--- Task ---
Print all of the data exactly as written.

--- Data records ---

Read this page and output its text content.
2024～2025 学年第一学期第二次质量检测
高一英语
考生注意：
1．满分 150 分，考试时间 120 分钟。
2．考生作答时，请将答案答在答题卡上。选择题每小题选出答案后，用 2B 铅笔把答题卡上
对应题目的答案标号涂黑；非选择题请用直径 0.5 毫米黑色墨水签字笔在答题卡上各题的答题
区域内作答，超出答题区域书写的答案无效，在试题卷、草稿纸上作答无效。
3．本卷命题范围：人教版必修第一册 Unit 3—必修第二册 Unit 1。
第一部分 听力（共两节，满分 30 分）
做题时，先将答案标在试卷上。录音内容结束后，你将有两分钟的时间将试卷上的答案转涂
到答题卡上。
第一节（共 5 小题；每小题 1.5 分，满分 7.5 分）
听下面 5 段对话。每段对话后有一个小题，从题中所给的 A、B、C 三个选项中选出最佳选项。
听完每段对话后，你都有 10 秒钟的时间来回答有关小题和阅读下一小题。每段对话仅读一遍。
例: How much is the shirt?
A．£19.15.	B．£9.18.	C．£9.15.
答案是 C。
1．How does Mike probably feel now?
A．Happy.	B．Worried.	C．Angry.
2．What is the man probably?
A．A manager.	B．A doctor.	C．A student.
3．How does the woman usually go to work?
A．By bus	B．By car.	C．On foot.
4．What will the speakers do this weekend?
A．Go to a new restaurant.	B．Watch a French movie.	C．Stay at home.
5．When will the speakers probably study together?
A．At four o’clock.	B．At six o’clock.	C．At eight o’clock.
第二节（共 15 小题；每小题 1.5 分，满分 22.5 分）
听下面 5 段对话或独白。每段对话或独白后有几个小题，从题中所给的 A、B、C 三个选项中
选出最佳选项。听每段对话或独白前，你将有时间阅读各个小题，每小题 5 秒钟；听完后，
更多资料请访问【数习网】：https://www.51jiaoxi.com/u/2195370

--- Full solution ---
Read this page and output its text content.
2024～2025 学年第一学期第二次质量检测
高一英语
考生注意：
1．满分 150 分，考试时间 120 分钟。
2．考生作答时，请将答案答在答题卡上。选择题每小题选出答案后，用 2B 铅笔把答题卡上
对应题目的答案标号涂黑；非选择题请用直径 0.5 毫米黑色墨水签字笔在答题卡上各题的答题
区域内作答，超出答题区域书写的答案无效，在试题卷、草稿纸上作答无效。
3．本卷命题范围：人教版必修第一册 Unit 3—必修第二册 Unit 1。
第一部分 听力（共两节，满分 30 分）
做题时，先将答案标在试卷上。录音内容结束后，你将有两分钟的时间将试卷上的答案转涂
到答题卡上。
第一节（共 5 小题；每小题 1.5 分，满分 7.5 分）
听下面 5 段对话。每段对话后有一个小题，从题中所给的 A、B、C 三个选项中选出最佳选项。
听完每段对话后，你都有 10 秒钟的时间来回答有关小题和阅读下一小题。每段对话仅读一遍。
例: How much is the shirt?
A．£19.15.	B．£9.18.	C．£9.15.
答案是 C。
1．How does Mike probably feel now?
A．Happy.	B．Worried.	C．Angry.
2．What is the man probably?
A．A manager.	B．A doctor.	C．A student.
3．How does the woman usually go to work?
A．By bus	B．By car.	C．On foot.
4．What will the speakers do this weekend?
A．Go to a new restaurant.	B．Watch a French movie.	C．Stay at home.
5．When will the speakers probably study together?
A．At four o’clock.	B．At six o’clock.	C．At eight o’clock.
第二节（共 15 小题；每小题 1.5 分，满分 22.5 分）
听下面 5 段对话或独白。每段对话或独白后有几个小题，从题中所给的 A、B、C 三个选项中
选出最佳选项。听每段对话或独白前，你将有时间阅读各个小题，每小题 5 秒钟；听完后，
更多资料请访问【数习网】：https://www.51jiaoxi.com/u/2195370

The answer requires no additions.